#### EXERCISE:
Give every line of the data again, unchanged, but with no pictures.

(Stored data entries)
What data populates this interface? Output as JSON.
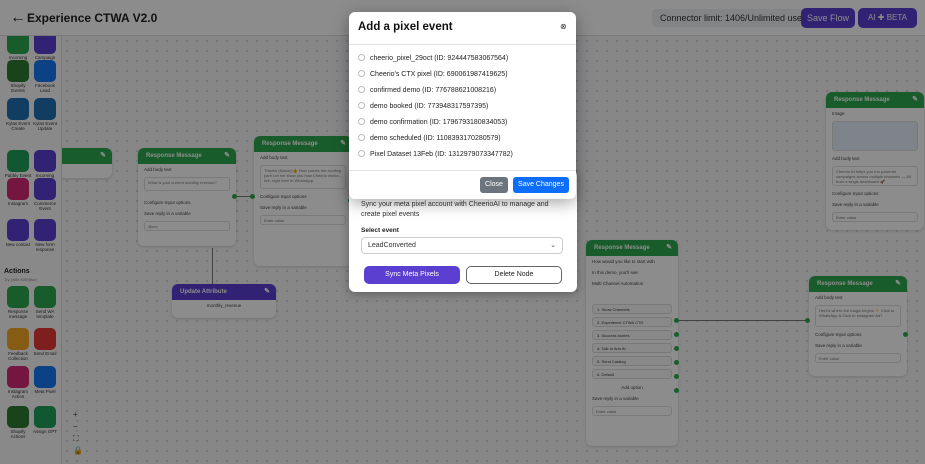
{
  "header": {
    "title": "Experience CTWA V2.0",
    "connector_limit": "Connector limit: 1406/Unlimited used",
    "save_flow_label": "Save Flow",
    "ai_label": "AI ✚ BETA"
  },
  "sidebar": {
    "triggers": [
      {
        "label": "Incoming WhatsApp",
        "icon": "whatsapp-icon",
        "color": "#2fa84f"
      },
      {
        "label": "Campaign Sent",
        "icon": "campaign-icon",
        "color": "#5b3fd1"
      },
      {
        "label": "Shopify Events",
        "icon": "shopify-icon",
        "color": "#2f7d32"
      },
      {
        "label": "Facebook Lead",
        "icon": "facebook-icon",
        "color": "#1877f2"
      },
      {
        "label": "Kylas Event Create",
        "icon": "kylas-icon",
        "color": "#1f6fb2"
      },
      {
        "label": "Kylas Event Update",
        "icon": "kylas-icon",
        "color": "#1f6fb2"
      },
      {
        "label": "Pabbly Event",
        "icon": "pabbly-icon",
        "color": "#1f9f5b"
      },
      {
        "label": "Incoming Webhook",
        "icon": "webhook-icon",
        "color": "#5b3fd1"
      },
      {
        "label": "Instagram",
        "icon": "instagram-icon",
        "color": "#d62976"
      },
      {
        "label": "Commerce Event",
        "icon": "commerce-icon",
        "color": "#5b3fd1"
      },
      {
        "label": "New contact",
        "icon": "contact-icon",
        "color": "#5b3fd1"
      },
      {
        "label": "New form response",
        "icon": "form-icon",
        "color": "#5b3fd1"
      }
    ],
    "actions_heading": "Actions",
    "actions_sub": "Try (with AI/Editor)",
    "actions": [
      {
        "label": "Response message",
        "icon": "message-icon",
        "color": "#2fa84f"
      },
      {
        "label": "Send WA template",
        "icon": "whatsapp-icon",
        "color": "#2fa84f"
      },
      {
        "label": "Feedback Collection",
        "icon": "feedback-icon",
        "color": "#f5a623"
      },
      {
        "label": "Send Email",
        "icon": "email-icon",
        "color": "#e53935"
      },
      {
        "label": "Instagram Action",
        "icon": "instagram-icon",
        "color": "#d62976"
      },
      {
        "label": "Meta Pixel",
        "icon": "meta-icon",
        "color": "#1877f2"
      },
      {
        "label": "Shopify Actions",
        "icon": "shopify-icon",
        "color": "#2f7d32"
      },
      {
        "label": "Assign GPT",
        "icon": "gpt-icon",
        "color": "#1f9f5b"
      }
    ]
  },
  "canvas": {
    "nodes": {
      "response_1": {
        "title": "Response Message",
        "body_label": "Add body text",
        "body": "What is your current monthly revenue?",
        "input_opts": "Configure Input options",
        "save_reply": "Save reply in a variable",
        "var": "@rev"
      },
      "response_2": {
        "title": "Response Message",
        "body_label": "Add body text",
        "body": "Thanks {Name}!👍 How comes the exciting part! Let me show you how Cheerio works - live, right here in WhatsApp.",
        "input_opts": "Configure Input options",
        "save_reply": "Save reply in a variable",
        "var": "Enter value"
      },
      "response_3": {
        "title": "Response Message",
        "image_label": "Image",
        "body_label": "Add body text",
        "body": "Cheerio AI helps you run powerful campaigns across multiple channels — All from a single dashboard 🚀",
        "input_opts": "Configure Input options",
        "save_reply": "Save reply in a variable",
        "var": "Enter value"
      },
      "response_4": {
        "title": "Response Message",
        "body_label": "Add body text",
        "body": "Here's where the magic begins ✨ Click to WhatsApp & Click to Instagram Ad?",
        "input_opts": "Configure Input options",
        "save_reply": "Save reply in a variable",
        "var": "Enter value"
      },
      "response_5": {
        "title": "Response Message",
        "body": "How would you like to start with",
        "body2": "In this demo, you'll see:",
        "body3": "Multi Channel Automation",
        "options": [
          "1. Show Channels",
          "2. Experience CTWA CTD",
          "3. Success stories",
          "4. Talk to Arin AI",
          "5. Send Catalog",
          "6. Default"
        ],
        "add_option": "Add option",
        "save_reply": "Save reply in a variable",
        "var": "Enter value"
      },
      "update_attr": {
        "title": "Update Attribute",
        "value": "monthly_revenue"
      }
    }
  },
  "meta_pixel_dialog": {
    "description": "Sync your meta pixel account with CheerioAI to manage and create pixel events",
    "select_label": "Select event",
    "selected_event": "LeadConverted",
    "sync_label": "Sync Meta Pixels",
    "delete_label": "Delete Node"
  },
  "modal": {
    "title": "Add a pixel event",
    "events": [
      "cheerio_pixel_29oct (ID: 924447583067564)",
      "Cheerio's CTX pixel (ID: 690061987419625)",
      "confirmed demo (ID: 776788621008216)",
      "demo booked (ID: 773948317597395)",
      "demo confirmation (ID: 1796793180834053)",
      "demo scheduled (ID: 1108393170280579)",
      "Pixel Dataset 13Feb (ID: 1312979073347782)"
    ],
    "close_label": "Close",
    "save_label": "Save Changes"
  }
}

#### SOLVED PROBLEM:
What data populates this interface? Output as JSON.
{
  "header": {
    "title": "Experience CTWA V2.0",
    "connector_limit": "Connector limit: 1406/Unlimited used",
    "save_flow_label": "Save Flow",
    "ai_label": "AI ✚ BETA"
  },
  "sidebar": {
    "triggers": [
      {
        "label": "Incoming WhatsApp",
        "icon": "whatsapp-icon",
        "color": "#2fa84f"
      },
      {
        "label": "Campaign Sent",
        "icon": "campaign-icon",
        "color": "#5b3fd1"
      },
      {
        "label": "Shopify Events",
        "icon": "shopify-icon",
        "color": "#2f7d32"
      },
      {
        "label": "Facebook Lead",
        "icon": "facebook-icon",
        "color": "#1877f2"
      },
      {
        "label": "Kylas Event Create",
        "icon": "kylas-icon",
        "color": "#1f6fb2"
      },
      {
        "label": "Kylas Event Update",
        "icon": "kylas-icon",
        "color": "#1f6fb2"
      },
      {
        "label": "Pabbly Event",
        "icon": "pabbly-icon",
        "color": "#1f9f5b"
      },
      {
        "label": "Incoming Webhook",
        "icon": "webhook-icon",
        "color": "#5b3fd1"
      },
      {
        "label": "Instagram",
        "icon": "instagram-icon",
        "color": "#d62976"
      },
      {
        "label": "Commerce Event",
        "icon": "commerce-icon",
        "color": "#5b3fd1"
      },
      {
        "label": "New contact",
        "icon": "contact-icon",
        "color": "#5b3fd1"
      },
      {
        "label": "New form response",
        "icon": "form-icon",
        "color": "#5b3fd1"
      }
    ],
    "actions_heading": "Actions",
    "actions_sub": "Try (with AI/Editor)",
    "actions": [
      {
        "label": "Response message",
        "icon": "message-icon",
        "color": "#2fa84f"
      },
      {
        "label": "Send WA template",
        "icon": "whatsapp-icon",
        "color": "#2fa84f"
      },
      {
        "label": "Feedback Collection",
        "icon": "feedback-icon",
        "color": "#f5a623"
      },
      {
        "label": "Send Email",
        "icon": "email-icon",
        "color": "#e53935"
      },
      {
        "label": "Instagram Action",
        "icon": "instagram-icon",
        "color": "#d62976"
      },
      {
        "label": "Meta Pixel",
        "icon": "meta-icon",
        "color": "#1877f2"
      },
      {
        "label": "Shopify Actions",
        "icon": "shopify-icon",
        "color": "#2f7d32"
      },
      {
        "label": "Assign GPT",
        "icon": "gpt-icon",
        "color": "#1f9f5b"
      }
    ]
  },
  "canvas": {
    "nodes": {
      "response_1": {
        "title": "Response Message",
        "body_label": "Add body text",
        "body": "What is your current monthly revenue?",
        "input_opts": "Configure Input options",
        "save_reply": "Save reply in a variable",
        "var": "@rev"
      },
      "response_2": {
        "title": "Response Message",
        "body_label": "Add body text",
        "body": "Thanks {Name}!👍 How comes the exciting part! Let me show you how Cheerio works - live, right here in WhatsApp.",
        "input_opts": "Configure Input options",
        "save_reply": "Save reply in a variable",
        "var": "Enter value"
      },
      "response_3": {
        "title": "Response Message",
        "image_label": "Image",
        "body_label": "Add body text",
        "body": "Cheerio AI helps you run powerful campaigns across multiple channels — All from a single dashboard 🚀",
        "input_opts": "Configure Input options",
        "save_reply": "Save reply in a variable",
        "var": "Enter value"
      },
      "response_4": {
        "title": "Response Message",
        "body_label": "Add body text",
        "body": "Here's where the magic begins ✨ Click to WhatsApp & Click to Instagram Ad?",
        "input_opts": "Configure Input options",
        "save_reply": "Save reply in a variable",
        "var": "Enter value"
      },
      "response_5": {
        "title": "Response Message",
        "body": "How would you like to start with",
        "body2": "In this demo, you'll see:",
        "body3": "Multi Channel Automation",
        "options": [
          "1. Show Channels",
          "2. Experience CTWA CTD",
          "3. Success stories",
          "4. Talk to Arin AI",
          "5. Send Catalog",
          "6. Default"
        ],
        "add_option": "Add option",
        "save_reply": "Save reply in a variable",
        "var": "Enter value"
      },
      "update_attr": {
        "title": "Update Attribute",
        "value": "monthly_revenue"
      }
    }
  },
  "meta_pixel_dialog": {
    "description": "Sync your meta pixel account with CheerioAI to manage and create pixel events",
    "select_label": "Select event",
    "selected_event": "LeadConverted",
    "sync_label": "Sync Meta Pixels",
    "delete_label": "Delete Node"
  },
  "modal": {
    "title": "Add a pixel event",
    "events": [
      "cheerio_pixel_29oct (ID: 924447583067564)",
      "Cheerio's CTX pixel (ID: 690061987419625)",
      "confirmed demo (ID: 776788621008216)",
      "demo booked (ID: 773948317597395)",
      "demo confirmation (ID: 1796793180834053)",
      "demo scheduled (ID: 1108393170280579)",
      "Pixel Dataset 13Feb (ID: 1312979073347782)"
    ],
    "close_label": "Close",
    "save_label": "Save Changes"
  }
}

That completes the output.